Exercise goal
Work through the material below and count the lines holding the word "kann"; give that count and nothing more.

Records provided
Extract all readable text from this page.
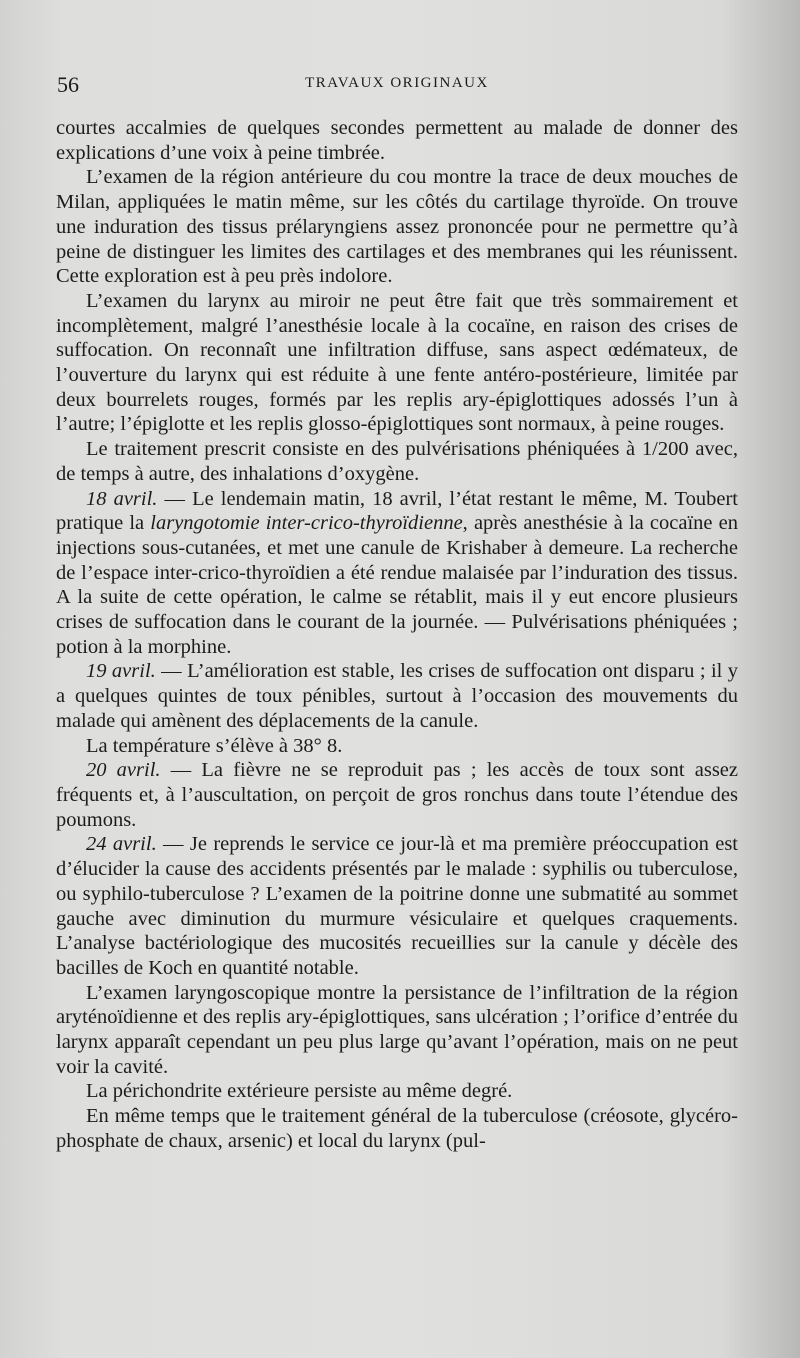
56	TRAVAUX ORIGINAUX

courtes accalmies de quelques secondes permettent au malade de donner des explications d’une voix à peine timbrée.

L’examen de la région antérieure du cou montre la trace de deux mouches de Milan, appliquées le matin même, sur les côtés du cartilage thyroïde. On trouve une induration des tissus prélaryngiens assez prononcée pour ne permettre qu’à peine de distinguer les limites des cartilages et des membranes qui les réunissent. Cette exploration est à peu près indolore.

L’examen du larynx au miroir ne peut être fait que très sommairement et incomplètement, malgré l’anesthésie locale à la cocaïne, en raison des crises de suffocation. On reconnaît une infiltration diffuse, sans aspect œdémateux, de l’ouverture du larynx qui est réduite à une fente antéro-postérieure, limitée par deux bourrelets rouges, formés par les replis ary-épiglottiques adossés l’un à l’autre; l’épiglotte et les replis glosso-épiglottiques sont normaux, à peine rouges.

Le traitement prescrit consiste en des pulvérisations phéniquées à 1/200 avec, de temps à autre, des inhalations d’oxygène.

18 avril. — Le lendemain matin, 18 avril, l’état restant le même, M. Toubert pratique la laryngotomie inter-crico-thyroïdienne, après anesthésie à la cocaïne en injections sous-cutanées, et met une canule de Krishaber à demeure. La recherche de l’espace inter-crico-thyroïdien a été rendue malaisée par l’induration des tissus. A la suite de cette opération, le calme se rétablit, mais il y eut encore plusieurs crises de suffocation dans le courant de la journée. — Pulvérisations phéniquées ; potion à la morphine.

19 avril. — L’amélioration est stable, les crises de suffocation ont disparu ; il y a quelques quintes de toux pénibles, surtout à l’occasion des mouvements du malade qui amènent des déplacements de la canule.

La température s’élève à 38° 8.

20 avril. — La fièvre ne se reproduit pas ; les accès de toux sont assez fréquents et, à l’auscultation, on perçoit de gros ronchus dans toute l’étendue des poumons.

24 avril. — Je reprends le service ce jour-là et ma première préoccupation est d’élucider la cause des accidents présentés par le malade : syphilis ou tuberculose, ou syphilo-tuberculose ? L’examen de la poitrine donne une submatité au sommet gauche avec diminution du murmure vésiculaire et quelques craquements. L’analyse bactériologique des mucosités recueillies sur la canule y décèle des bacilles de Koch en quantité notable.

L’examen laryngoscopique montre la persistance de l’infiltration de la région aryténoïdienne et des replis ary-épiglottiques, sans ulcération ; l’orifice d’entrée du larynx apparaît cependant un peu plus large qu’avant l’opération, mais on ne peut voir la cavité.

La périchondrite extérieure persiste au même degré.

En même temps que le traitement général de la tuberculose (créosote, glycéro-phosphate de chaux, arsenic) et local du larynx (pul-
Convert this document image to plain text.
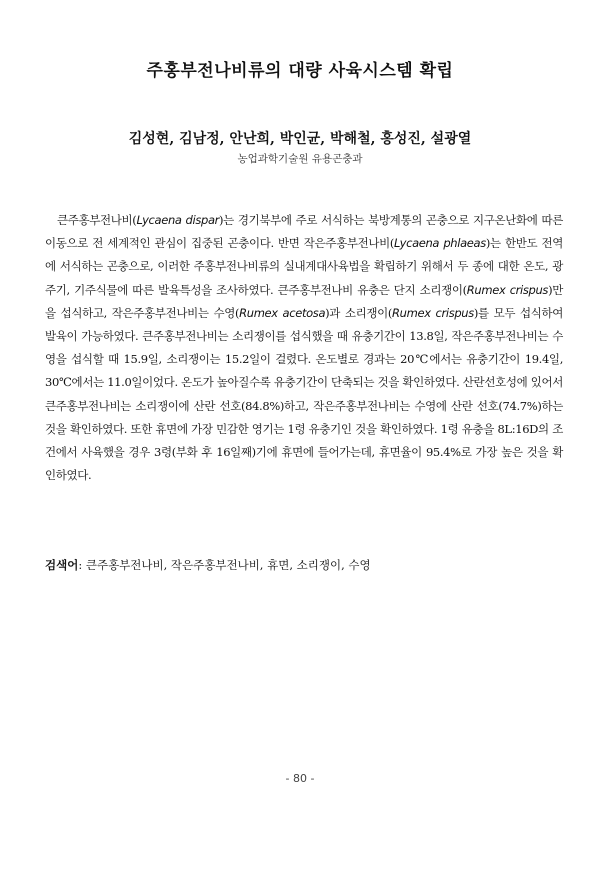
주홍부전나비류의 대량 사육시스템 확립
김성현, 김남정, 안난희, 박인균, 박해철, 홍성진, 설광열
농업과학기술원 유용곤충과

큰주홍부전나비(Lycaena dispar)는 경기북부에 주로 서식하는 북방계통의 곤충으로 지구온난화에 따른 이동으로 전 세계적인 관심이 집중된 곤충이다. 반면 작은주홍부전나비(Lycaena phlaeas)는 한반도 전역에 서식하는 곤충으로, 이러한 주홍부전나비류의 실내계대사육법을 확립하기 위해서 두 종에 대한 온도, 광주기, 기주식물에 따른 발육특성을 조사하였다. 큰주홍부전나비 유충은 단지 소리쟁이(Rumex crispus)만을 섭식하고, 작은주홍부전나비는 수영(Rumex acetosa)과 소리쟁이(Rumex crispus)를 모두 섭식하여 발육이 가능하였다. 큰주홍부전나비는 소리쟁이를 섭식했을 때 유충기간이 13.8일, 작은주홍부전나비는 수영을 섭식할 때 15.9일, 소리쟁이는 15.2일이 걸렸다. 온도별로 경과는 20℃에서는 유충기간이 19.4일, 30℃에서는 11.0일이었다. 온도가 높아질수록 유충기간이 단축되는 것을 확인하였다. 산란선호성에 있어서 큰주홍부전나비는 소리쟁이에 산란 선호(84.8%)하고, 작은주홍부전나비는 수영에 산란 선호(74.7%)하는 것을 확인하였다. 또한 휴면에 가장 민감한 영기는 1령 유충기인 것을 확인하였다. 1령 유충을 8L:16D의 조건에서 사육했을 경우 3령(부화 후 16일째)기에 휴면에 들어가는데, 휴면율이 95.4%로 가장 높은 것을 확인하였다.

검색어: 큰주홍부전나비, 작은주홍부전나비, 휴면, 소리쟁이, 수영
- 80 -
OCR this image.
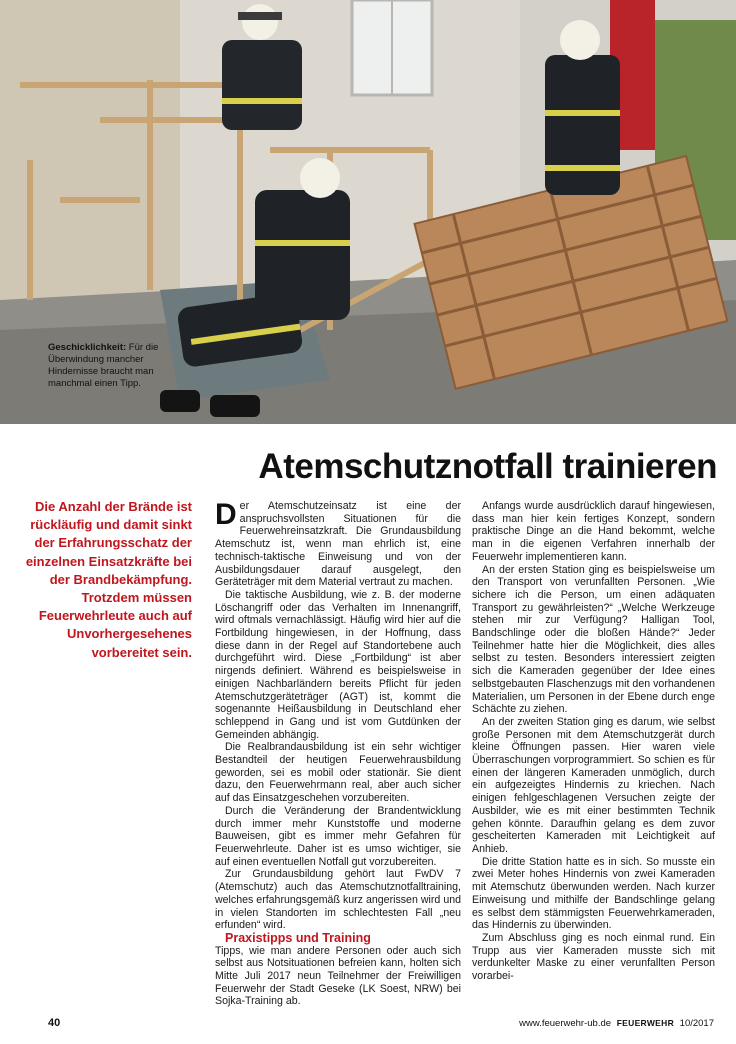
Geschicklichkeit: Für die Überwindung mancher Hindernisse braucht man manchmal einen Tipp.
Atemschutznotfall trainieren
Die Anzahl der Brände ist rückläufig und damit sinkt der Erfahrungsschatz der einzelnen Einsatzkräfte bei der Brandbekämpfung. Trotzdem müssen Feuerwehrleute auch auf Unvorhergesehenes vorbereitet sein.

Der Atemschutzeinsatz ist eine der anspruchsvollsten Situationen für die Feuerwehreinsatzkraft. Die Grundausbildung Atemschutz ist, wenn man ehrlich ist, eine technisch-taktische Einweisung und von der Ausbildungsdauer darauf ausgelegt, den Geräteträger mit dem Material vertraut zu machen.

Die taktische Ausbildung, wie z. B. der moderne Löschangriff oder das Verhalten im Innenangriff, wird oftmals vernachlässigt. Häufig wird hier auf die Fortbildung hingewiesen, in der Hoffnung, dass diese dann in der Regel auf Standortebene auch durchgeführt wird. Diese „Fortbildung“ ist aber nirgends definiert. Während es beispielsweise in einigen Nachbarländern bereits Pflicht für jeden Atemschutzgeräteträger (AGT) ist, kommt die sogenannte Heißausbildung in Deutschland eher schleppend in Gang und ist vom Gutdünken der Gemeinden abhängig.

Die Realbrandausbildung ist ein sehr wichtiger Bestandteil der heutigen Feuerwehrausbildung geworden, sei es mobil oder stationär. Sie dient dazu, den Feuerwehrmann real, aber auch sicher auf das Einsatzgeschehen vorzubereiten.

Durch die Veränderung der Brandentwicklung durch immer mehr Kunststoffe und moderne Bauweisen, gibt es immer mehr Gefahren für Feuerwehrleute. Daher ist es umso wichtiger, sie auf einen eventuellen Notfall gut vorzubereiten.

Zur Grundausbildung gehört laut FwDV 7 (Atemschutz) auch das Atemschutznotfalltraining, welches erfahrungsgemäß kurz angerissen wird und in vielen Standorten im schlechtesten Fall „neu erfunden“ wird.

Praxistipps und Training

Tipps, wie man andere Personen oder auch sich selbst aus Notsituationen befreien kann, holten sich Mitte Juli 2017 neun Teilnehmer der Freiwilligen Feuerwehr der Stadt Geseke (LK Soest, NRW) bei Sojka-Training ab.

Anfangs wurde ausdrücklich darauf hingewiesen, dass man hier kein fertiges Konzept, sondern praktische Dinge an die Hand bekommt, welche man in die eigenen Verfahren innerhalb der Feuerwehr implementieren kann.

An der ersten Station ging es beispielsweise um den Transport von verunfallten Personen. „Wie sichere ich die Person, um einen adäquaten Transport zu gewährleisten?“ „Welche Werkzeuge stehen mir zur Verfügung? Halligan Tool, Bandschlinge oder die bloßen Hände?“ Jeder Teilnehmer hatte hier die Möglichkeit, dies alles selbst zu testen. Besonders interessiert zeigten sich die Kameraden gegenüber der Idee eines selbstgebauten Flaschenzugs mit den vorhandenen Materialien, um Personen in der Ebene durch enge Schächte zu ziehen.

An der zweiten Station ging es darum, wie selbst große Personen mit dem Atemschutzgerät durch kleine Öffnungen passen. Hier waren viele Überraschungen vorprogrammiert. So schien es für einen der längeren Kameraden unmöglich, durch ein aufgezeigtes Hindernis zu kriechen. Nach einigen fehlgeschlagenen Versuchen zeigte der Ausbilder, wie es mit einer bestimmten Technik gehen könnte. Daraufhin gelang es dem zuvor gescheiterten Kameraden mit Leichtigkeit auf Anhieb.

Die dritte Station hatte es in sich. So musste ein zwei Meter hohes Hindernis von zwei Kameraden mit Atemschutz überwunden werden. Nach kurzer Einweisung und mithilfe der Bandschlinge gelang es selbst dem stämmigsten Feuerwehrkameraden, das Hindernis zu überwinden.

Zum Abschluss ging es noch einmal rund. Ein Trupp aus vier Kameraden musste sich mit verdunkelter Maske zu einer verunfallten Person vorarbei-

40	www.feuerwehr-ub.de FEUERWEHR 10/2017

Correct answer
2